Extract the line that contains "Read all visible content and emit it as JSON." and every line after it to the end of the records below, exactly as written and nothing else.

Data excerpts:
══════════

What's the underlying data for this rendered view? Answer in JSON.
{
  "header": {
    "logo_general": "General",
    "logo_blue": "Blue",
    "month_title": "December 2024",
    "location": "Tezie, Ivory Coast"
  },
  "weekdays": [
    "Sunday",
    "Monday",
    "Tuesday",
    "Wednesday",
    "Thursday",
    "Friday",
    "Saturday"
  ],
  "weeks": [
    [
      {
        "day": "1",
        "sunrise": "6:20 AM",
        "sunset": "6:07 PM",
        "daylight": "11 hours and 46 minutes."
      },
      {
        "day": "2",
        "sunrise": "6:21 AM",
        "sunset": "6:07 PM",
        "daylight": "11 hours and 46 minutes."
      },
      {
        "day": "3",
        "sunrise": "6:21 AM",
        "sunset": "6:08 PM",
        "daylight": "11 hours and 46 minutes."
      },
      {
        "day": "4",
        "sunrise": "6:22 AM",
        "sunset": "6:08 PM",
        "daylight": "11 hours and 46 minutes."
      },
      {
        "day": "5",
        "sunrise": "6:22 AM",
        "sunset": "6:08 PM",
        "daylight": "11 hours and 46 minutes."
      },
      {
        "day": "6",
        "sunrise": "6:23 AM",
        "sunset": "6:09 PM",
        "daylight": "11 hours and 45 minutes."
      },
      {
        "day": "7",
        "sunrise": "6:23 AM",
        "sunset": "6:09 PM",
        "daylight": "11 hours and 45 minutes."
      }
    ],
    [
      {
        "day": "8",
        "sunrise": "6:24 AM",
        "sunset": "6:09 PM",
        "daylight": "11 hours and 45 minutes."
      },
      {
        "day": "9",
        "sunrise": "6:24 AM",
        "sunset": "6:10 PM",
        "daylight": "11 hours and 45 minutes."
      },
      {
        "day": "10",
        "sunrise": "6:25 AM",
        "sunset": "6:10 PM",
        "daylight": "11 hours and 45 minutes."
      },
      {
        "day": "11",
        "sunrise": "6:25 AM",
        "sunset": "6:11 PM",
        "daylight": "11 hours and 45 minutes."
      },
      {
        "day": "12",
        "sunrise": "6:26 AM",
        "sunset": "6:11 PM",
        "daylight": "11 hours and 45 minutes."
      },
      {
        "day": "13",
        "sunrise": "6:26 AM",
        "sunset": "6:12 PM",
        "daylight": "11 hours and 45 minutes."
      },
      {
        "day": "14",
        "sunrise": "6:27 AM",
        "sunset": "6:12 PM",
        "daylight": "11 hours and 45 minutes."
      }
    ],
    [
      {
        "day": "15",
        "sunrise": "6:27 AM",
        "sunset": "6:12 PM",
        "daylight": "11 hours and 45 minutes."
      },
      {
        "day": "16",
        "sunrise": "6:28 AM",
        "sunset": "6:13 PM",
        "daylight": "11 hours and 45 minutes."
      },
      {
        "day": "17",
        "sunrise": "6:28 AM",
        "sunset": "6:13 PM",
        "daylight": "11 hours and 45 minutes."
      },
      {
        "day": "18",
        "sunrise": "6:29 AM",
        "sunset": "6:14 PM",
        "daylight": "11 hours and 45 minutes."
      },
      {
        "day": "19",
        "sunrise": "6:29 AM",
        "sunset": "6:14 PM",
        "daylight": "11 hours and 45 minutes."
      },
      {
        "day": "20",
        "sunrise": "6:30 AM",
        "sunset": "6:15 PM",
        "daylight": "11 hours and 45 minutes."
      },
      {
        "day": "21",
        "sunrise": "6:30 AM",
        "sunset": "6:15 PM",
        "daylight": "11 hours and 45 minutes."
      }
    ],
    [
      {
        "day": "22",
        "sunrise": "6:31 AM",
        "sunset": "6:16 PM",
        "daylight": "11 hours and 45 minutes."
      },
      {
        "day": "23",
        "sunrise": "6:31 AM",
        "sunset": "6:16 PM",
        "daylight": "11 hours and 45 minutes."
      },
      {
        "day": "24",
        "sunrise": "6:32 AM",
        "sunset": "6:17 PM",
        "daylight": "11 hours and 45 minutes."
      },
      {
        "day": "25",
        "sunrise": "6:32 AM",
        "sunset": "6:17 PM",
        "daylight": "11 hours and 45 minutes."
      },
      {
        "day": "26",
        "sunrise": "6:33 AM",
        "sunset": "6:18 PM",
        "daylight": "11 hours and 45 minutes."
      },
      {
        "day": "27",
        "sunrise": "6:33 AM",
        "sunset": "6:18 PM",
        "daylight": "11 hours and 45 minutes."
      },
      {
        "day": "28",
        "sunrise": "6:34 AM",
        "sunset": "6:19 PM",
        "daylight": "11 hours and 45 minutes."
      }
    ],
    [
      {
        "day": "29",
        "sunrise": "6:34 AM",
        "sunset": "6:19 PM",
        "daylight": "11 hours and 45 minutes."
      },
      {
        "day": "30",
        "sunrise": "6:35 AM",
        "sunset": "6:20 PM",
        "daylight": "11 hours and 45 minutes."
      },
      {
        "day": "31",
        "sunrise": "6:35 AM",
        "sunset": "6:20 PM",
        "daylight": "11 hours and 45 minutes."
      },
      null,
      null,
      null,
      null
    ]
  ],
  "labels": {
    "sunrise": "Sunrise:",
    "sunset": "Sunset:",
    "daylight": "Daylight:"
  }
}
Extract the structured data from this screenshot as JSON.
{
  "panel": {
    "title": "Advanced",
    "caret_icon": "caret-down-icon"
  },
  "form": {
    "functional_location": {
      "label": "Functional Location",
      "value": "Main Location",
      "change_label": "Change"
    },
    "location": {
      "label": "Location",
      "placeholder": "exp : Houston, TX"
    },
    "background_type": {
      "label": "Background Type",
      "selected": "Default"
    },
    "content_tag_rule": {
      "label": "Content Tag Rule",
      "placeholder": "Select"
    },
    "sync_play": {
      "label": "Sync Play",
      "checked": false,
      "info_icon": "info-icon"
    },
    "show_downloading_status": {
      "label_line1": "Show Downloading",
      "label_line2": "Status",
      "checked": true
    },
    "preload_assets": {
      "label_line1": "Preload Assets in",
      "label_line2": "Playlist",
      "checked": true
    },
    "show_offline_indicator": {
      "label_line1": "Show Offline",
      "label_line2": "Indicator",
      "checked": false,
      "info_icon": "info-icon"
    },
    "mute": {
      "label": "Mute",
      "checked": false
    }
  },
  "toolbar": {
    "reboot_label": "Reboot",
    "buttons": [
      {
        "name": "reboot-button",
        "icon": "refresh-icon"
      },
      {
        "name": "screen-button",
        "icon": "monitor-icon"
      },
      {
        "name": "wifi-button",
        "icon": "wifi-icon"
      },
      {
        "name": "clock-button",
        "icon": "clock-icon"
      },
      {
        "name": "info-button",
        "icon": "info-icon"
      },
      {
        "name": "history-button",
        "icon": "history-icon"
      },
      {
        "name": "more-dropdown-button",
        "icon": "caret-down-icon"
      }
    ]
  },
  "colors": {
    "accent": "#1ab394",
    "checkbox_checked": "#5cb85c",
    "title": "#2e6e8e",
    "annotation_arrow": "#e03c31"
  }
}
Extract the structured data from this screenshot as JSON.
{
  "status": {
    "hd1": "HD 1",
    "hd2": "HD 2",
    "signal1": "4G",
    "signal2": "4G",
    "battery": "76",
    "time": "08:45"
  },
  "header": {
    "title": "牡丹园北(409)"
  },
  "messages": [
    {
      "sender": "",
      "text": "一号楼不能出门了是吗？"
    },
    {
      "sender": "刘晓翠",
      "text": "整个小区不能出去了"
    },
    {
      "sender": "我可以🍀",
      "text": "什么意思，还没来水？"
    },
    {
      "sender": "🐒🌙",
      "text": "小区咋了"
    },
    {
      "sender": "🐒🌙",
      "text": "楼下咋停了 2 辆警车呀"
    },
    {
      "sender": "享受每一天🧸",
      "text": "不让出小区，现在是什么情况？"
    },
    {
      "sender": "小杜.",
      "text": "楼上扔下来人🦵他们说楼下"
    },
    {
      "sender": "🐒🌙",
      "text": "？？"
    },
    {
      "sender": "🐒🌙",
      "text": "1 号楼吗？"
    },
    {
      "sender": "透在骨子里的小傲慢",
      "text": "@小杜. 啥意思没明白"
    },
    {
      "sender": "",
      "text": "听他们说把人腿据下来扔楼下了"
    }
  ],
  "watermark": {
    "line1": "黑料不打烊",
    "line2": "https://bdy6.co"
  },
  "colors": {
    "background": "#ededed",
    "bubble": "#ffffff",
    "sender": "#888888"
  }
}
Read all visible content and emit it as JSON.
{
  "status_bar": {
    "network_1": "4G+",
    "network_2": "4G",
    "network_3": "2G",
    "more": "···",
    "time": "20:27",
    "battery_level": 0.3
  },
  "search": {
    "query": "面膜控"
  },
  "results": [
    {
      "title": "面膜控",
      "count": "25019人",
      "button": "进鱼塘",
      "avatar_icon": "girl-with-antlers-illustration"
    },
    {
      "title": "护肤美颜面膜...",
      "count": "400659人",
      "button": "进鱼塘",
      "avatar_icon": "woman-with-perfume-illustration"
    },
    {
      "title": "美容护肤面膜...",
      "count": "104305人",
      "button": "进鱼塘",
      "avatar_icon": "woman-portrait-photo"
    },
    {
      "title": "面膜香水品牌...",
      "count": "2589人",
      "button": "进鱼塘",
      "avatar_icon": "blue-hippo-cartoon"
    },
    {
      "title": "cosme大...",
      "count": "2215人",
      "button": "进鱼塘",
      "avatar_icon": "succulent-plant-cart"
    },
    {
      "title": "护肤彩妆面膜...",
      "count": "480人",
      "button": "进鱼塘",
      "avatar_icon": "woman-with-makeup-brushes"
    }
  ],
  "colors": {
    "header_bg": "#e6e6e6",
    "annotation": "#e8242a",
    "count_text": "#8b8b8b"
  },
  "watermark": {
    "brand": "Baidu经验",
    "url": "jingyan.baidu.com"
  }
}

══════════

(WRITTEN ANSWER)
Read all visible content and emit it as JSON.
{
  "status_bar": {
    "network_1": "4G+",
    "network_2": "4G",
    "network_3": "2G",
    "more": "···",
    "time": "20:27",
    "battery_level": 0.3
  },
  "search": {
    "query": "面膜控"
  },
  "results": [
    {
      "title": "面膜控",
      "count": "25019人",
      "button": "进鱼塘",
      "avatar_icon": "girl-with-antlers-illustration"
    },
    {
      "title": "护肤美颜面膜...",
      "count": "400659人",
      "button": "进鱼塘",
      "avatar_icon": "woman-with-perfume-illustration"
    },
    {
      "title": "美容护肤面膜...",
      "count": "104305人",
      "button": "进鱼塘",
      "avatar_icon": "woman-portrait-photo"
    },
    {
      "title": "面膜香水品牌...",
      "count": "2589人",
      "button": "进鱼塘",
      "avatar_icon": "blue-hippo-cartoon"
    },
    {
      "title": "cosme大...",
      "count": "2215人",
      "button": "进鱼塘",
      "avatar_icon": "succulent-plant-cart"
    },
    {
      "title": "护肤彩妆面膜...",
      "count": "480人",
      "button": "进鱼塘",
      "avatar_icon": "woman-with-makeup-brushes"
    }
  ],
  "colors": {
    "header_bg": "#e6e6e6",
    "annotation": "#e8242a",
    "count_text": "#8b8b8b"
  },
  "watermark": {
    "brand": "Baidu经验",
    "url": "jingyan.baidu.com"
  }
}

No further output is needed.